Pick out every line in the data below that holds "Regrettable".

— start The input —

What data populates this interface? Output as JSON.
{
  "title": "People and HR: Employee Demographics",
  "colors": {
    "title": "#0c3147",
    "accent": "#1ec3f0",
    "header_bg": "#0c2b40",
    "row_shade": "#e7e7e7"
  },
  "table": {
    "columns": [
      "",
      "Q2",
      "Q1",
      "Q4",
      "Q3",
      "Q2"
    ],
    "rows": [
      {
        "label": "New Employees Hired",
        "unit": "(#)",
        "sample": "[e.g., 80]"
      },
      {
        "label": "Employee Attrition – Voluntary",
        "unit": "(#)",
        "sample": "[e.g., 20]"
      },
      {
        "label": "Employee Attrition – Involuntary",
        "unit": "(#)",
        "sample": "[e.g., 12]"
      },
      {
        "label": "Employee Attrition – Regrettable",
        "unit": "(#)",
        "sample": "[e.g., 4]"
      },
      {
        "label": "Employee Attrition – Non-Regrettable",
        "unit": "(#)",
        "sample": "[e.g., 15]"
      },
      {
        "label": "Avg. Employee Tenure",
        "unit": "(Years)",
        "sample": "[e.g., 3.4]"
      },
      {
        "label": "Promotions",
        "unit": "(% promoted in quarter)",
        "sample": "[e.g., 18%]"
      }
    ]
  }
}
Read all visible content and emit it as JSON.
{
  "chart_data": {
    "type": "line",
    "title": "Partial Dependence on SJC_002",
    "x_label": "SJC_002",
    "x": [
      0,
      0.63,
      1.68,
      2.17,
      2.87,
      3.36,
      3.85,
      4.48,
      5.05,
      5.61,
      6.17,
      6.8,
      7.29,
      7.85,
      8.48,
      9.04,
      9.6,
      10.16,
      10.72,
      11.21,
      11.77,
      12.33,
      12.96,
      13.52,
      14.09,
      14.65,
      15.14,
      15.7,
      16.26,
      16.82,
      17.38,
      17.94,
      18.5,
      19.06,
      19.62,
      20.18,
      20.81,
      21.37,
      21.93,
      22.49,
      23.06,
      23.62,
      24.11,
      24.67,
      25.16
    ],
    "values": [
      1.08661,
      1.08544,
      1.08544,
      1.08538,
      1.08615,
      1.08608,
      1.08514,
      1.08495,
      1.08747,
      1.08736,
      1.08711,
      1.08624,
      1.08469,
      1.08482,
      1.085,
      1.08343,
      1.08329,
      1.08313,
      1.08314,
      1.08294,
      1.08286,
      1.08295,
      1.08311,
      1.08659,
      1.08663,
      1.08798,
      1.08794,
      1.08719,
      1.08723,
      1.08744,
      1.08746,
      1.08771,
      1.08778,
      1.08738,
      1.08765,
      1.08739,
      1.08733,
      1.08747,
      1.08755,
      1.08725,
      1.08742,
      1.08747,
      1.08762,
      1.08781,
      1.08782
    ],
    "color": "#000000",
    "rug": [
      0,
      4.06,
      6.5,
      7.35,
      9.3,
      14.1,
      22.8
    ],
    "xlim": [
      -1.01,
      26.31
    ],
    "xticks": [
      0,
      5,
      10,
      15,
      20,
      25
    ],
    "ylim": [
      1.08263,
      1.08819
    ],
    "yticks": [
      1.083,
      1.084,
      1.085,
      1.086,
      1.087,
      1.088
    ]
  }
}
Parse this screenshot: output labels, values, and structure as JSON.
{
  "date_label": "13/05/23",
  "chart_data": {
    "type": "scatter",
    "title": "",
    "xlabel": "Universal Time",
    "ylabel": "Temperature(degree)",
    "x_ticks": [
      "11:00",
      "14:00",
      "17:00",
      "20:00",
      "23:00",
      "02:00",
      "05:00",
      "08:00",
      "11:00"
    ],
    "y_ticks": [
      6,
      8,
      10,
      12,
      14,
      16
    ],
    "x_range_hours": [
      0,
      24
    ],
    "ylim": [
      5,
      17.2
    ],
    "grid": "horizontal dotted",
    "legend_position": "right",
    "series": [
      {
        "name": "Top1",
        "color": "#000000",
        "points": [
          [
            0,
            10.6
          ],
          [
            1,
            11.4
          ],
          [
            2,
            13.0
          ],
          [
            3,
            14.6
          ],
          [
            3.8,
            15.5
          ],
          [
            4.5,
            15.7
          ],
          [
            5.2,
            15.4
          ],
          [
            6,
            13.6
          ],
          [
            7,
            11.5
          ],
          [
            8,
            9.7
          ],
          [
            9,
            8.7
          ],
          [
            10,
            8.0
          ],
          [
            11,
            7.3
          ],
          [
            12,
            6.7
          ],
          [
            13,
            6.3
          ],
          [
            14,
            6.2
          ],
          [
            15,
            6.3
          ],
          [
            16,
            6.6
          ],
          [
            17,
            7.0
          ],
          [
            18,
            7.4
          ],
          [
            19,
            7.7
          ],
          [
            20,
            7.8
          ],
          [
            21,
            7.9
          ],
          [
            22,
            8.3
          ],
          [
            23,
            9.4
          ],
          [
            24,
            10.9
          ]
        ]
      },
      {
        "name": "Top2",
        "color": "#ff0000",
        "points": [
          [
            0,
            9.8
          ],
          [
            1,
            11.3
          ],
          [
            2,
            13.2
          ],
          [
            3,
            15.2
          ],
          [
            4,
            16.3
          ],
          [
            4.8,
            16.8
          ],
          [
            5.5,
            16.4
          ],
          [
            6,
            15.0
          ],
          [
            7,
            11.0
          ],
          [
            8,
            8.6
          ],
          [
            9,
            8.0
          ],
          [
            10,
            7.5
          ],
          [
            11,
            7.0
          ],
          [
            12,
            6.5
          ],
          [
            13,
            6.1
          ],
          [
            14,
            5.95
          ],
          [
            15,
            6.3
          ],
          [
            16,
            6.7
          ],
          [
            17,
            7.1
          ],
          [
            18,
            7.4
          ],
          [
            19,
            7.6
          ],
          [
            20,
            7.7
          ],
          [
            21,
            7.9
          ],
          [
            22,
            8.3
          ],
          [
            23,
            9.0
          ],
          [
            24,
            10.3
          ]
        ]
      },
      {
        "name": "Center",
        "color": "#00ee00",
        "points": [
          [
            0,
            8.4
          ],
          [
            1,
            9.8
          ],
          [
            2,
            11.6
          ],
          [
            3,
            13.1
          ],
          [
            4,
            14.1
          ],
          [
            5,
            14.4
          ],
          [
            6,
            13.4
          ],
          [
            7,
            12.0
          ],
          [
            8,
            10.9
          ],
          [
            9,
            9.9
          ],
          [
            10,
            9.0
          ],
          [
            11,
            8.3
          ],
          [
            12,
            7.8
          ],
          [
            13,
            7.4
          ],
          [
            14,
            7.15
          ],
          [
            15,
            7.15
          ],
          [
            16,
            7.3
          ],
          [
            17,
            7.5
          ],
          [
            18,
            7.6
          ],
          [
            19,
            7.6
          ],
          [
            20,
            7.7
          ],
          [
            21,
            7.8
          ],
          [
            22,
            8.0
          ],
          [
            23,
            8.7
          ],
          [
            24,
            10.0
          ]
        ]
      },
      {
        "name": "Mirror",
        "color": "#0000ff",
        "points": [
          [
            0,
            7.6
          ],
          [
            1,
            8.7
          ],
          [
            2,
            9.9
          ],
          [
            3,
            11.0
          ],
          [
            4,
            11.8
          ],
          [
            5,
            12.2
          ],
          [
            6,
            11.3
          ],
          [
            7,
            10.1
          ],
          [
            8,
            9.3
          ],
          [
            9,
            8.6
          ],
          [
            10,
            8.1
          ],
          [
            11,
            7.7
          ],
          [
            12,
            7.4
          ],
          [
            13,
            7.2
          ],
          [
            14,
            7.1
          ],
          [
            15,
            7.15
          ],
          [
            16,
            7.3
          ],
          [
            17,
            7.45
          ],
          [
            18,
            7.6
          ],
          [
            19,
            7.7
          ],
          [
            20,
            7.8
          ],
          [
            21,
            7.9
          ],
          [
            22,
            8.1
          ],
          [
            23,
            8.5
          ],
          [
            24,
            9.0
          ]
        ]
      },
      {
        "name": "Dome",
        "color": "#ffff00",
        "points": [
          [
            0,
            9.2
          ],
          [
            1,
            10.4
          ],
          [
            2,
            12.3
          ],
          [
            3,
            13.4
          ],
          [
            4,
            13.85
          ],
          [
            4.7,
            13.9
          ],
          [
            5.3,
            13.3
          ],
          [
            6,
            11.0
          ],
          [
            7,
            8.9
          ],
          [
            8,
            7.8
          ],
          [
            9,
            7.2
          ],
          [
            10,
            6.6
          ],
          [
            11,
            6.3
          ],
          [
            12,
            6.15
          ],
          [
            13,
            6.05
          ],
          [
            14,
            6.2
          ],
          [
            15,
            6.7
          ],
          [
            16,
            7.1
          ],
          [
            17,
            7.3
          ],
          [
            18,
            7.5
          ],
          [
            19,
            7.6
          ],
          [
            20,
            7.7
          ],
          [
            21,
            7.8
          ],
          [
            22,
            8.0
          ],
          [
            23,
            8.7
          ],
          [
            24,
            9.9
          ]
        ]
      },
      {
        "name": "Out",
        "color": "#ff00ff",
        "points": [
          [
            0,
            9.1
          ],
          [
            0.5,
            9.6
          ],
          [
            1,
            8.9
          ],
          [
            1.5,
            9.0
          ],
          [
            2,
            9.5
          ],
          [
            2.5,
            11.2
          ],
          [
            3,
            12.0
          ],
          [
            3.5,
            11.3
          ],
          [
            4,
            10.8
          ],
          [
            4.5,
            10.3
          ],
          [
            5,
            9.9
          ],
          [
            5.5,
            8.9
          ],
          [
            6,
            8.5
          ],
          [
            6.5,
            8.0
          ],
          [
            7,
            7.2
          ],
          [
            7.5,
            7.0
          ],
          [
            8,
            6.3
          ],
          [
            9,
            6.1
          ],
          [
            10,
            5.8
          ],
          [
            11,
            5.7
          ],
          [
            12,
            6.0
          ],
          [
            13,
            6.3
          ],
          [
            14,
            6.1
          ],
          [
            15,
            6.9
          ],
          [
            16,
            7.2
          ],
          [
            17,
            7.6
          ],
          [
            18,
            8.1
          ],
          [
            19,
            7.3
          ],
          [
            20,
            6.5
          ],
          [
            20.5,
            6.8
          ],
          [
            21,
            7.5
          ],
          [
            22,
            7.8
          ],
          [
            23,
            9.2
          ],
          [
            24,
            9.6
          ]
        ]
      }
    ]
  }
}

— end The input —

#### [Complete output]
        "label": "Employee Attrition – Regrettable",
        "label": "Employee Attrition – Non-Regrettable",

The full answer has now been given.